-- START OF INFORMATION PROVIDED --

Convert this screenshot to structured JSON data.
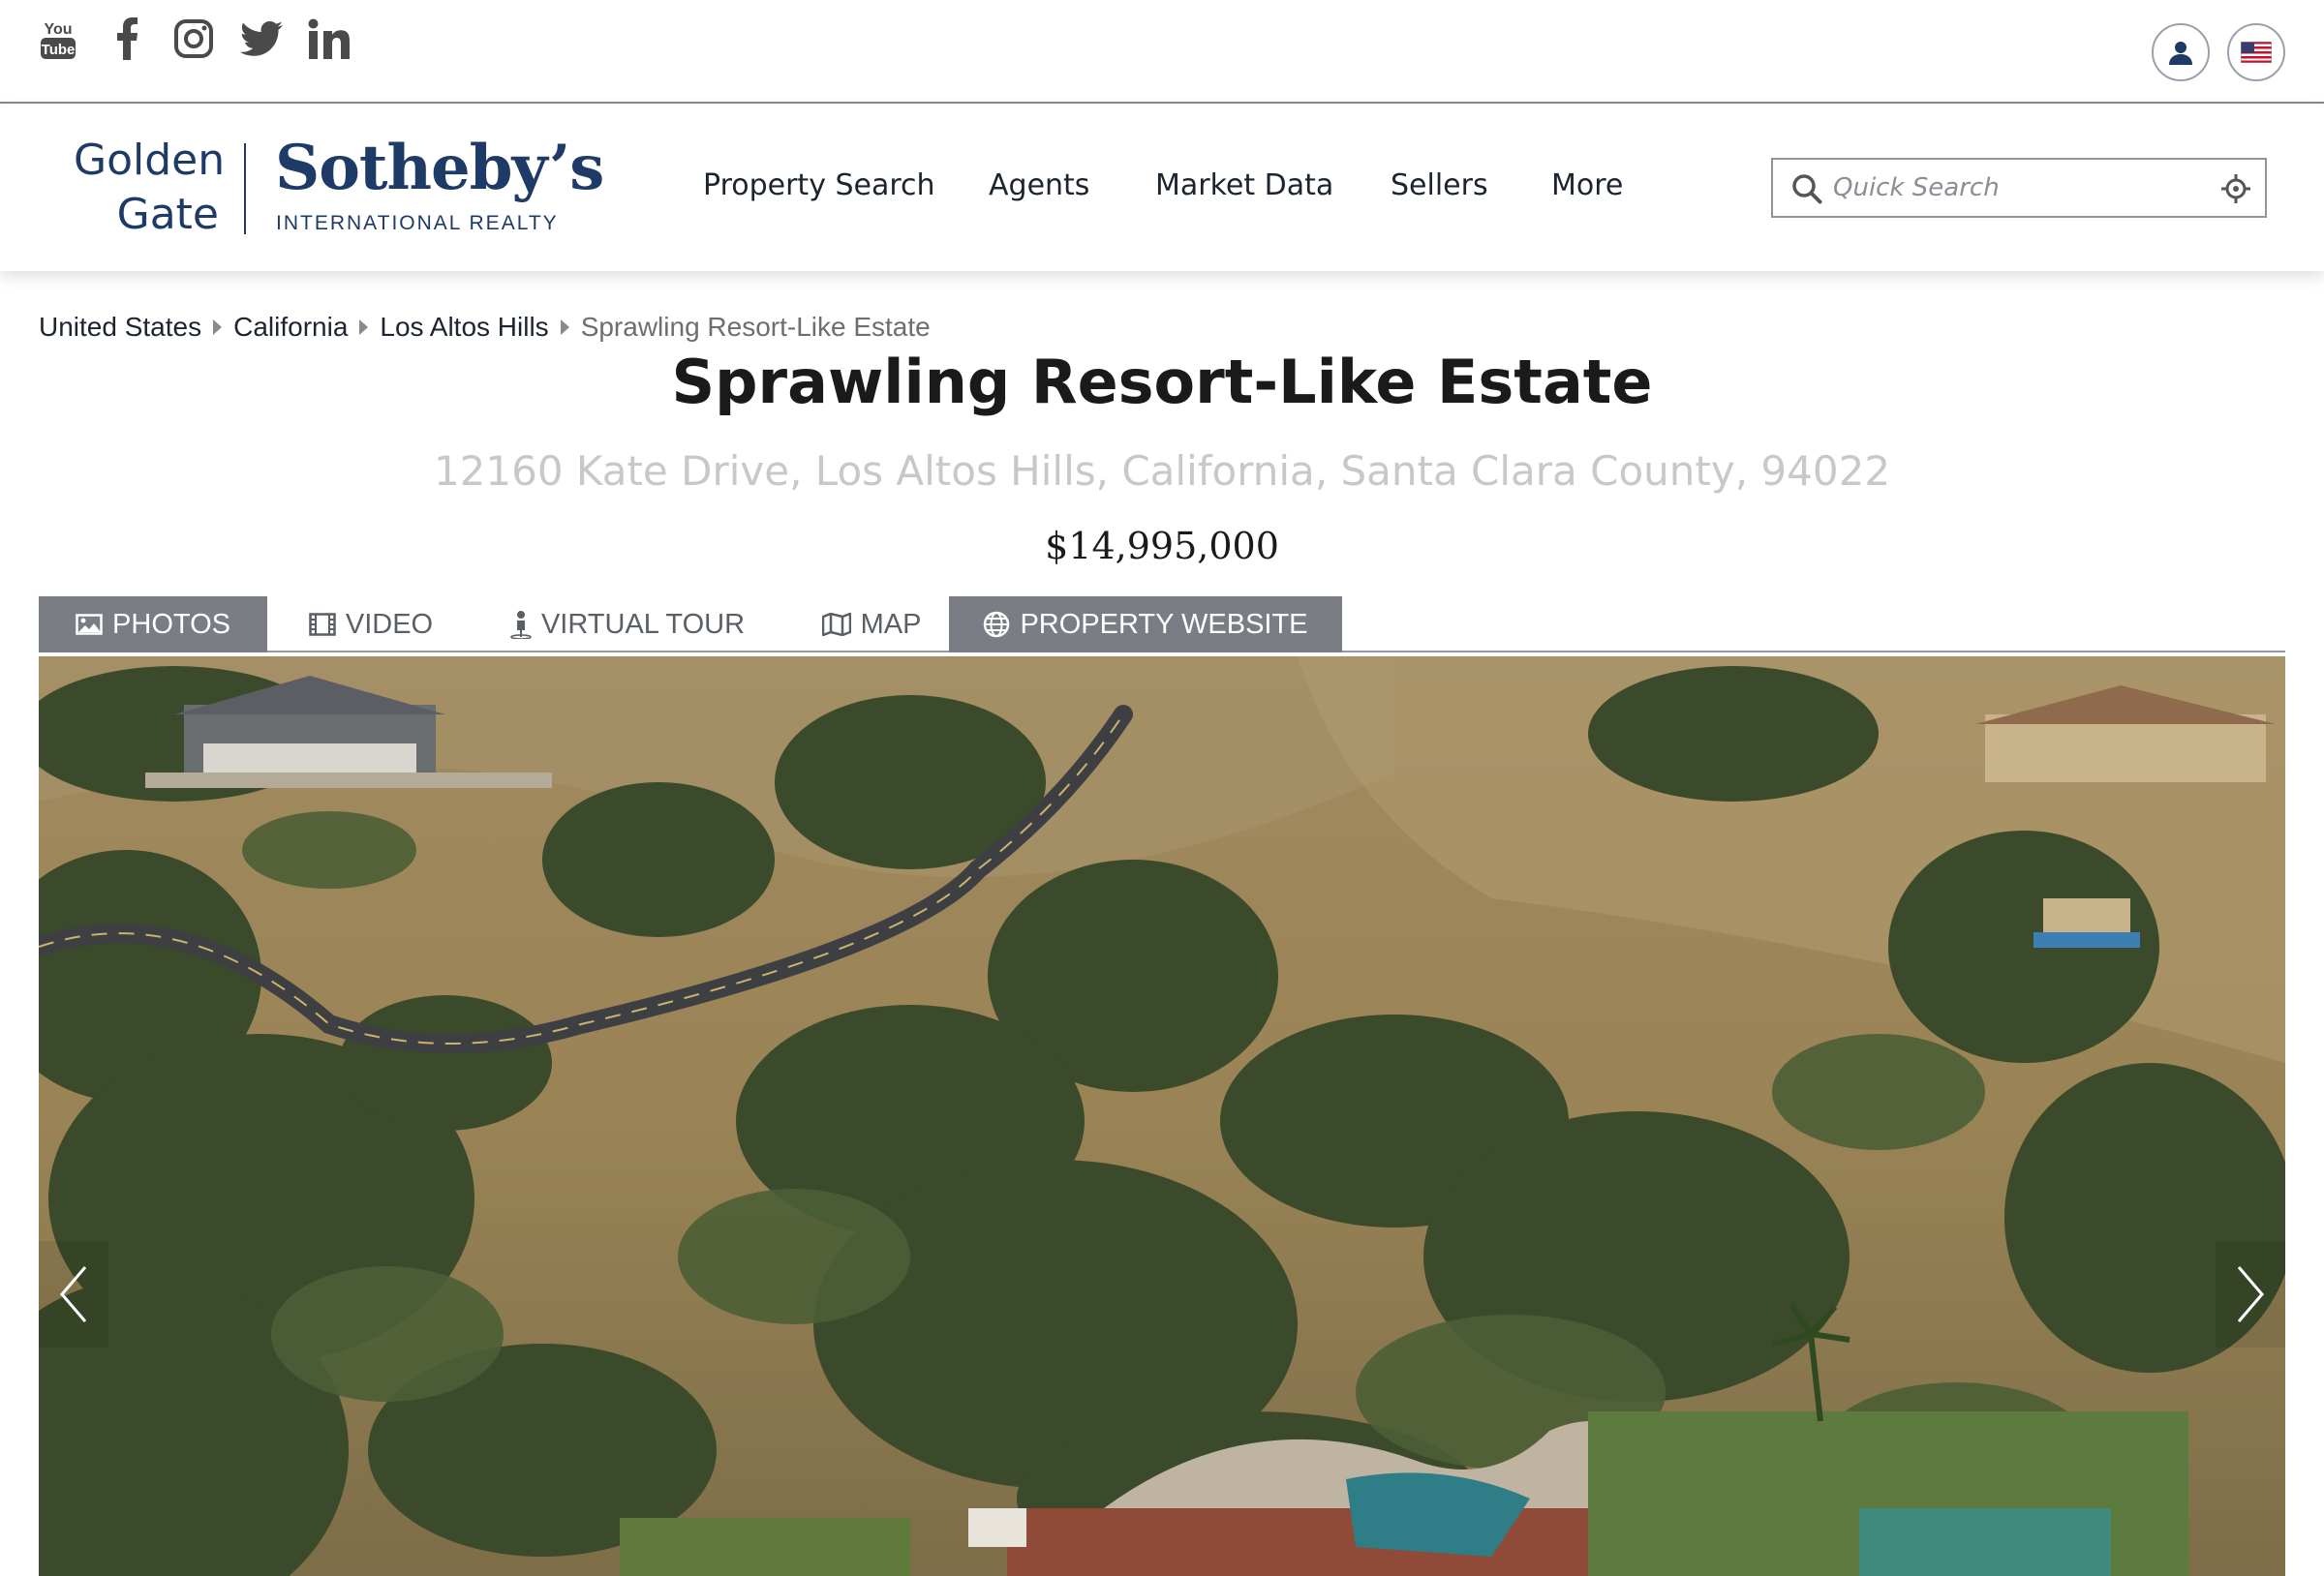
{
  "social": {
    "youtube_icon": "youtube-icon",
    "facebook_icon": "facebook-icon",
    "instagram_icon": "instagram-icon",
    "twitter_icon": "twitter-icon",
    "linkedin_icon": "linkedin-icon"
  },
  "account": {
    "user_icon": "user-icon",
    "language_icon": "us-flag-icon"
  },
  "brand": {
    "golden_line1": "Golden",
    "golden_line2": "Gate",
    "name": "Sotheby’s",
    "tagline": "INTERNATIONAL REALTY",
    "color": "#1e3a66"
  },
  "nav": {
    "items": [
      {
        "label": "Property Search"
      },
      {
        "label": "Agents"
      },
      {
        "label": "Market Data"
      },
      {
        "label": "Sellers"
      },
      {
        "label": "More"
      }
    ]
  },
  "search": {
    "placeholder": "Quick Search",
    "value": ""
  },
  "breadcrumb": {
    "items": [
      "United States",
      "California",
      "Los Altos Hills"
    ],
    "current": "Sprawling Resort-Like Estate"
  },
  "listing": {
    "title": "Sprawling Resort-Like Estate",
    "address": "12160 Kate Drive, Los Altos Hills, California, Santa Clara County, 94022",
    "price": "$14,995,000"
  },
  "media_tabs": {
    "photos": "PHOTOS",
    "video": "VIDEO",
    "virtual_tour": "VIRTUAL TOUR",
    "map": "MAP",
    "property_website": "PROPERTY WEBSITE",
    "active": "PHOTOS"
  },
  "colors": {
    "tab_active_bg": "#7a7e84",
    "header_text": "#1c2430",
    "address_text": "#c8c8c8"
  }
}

-- END OF INFORMATION PROVIDED --

** WHAT YOU SHOULD DO **
Reproduce all of the entries word for word, skipping any pictures they hold.

** SOLUTION BELOW **
Convert this screenshot to structured JSON data.
{
  "social": {
    "youtube_icon": "youtube-icon",
    "facebook_icon": "facebook-icon",
    "instagram_icon": "instagram-icon",
    "twitter_icon": "twitter-icon",
    "linkedin_icon": "linkedin-icon"
  },
  "account": {
    "user_icon": "user-icon",
    "language_icon": "us-flag-icon"
  },
  "brand": {
    "golden_line1": "Golden",
    "golden_line2": "Gate",
    "name": "Sotheby’s",
    "tagline": "INTERNATIONAL REALTY",
    "color": "#1e3a66"
  },
  "nav": {
    "items": [
      {
        "label": "Property Search"
      },
      {
        "label": "Agents"
      },
      {
        "label": "Market Data"
      },
      {
        "label": "Sellers"
      },
      {
        "label": "More"
      }
    ]
  },
  "search": {
    "placeholder": "Quick Search",
    "value": ""
  },
  "breadcrumb": {
    "items": [
      "United States",
      "California",
      "Los Altos Hills"
    ],
    "current": "Sprawling Resort-Like Estate"
  },
  "listing": {
    "title": "Sprawling Resort-Like Estate",
    "address": "12160 Kate Drive, Los Altos Hills, California, Santa Clara County, 94022",
    "price": "$14,995,000"
  },
  "media_tabs": {
    "photos": "PHOTOS",
    "video": "VIDEO",
    "virtual_tour": "VIRTUAL TOUR",
    "map": "MAP",
    "property_website": "PROPERTY WEBSITE",
    "active": "PHOTOS"
  },
  "colors": {
    "tab_active_bg": "#7a7e84",
    "header_text": "#1c2430",
    "address_text": "#c8c8c8"
  }
}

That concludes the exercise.